§ **YOUR TASK**
Your task is to copy the listing exactly. Drop any pictures from the copy.

Data entries:

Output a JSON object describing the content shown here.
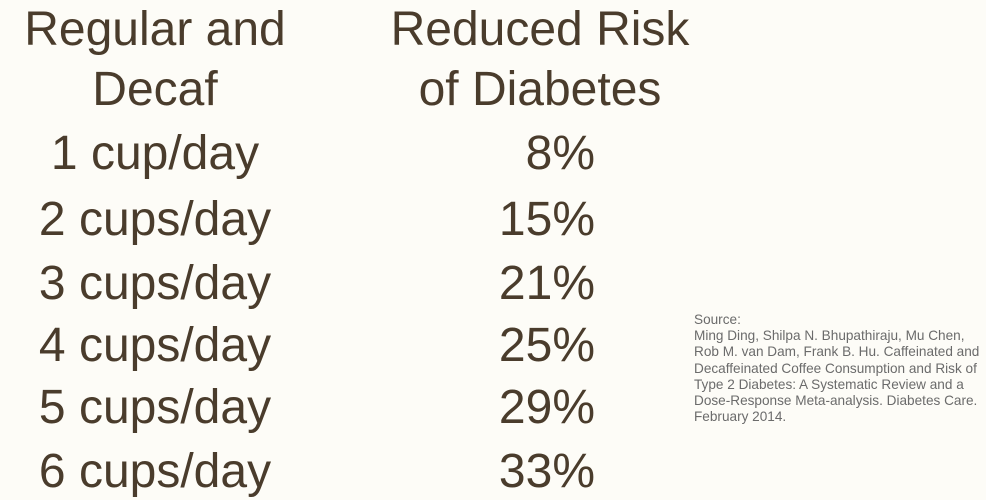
{
  "chart_data": {
    "type": "table",
    "columns": [
      "Regular and Decaf",
      "Reduced Risk of Diabetes"
    ],
    "header_lines": {
      "left": [
        "Regular and",
        "Decaf"
      ],
      "right": [
        "Reduced Risk",
        "of Diabetes"
      ]
    },
    "rows": [
      {
        "label": "1 cup/day",
        "value": "8%"
      },
      {
        "label": "2 cups/day",
        "value": "15%"
      },
      {
        "label": "3 cups/day",
        "value": "21%"
      },
      {
        "label": "4 cups/day",
        "value": "25%"
      },
      {
        "label": "5 cups/day",
        "value": "29%"
      },
      {
        "label": "6 cups/day",
        "value": "33%"
      }
    ],
    "cups": [
      1,
      2,
      3,
      4,
      5,
      6
    ],
    "reduced_risk_percent": [
      8,
      15,
      21,
      25,
      29,
      33
    ]
  },
  "source": {
    "label": "Source:",
    "text": "Ming Ding, Shilpa N. Bhupathiraju, Mu Chen, Rob M. van Dam, Frank B. Hu. Caffeinated and Decaffeinated Coffee Consumption and Risk of Type 2 Diabetes: A Systematic Review and a Dose-Response Meta-analysis. Diabetes Care. February 2014."
  },
  "colors": {
    "background": "#fdfcf7",
    "text": "#4a3c2c",
    "source_text": "#6b6b6b"
  }
}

§ **COMPLETED EXERCISE**
Output a JSON object describing the content shown here.
{
  "chart_data": {
    "type": "table",
    "columns": [
      "Regular and Decaf",
      "Reduced Risk of Diabetes"
    ],
    "header_lines": {
      "left": [
        "Regular and",
        "Decaf"
      ],
      "right": [
        "Reduced Risk",
        "of Diabetes"
      ]
    },
    "rows": [
      {
        "label": "1 cup/day",
        "value": "8%"
      },
      {
        "label": "2 cups/day",
        "value": "15%"
      },
      {
        "label": "3 cups/day",
        "value": "21%"
      },
      {
        "label": "4 cups/day",
        "value": "25%"
      },
      {
        "label": "5 cups/day",
        "value": "29%"
      },
      {
        "label": "6 cups/day",
        "value": "33%"
      }
    ],
    "cups": [
      1,
      2,
      3,
      4,
      5,
      6
    ],
    "reduced_risk_percent": [
      8,
      15,
      21,
      25,
      29,
      33
    ]
  },
  "source": {
    "label": "Source:",
    "text": "Ming Ding, Shilpa N. Bhupathiraju, Mu Chen, Rob M. van Dam, Frank B. Hu. Caffeinated and Decaffeinated Coffee Consumption and Risk of Type 2 Diabetes: A Systematic Review and a Dose-Response Meta-analysis. Diabetes Care. February 2014."
  },
  "colors": {
    "background": "#fdfcf7",
    "text": "#4a3c2c",
    "source_text": "#6b6b6b"
  }
}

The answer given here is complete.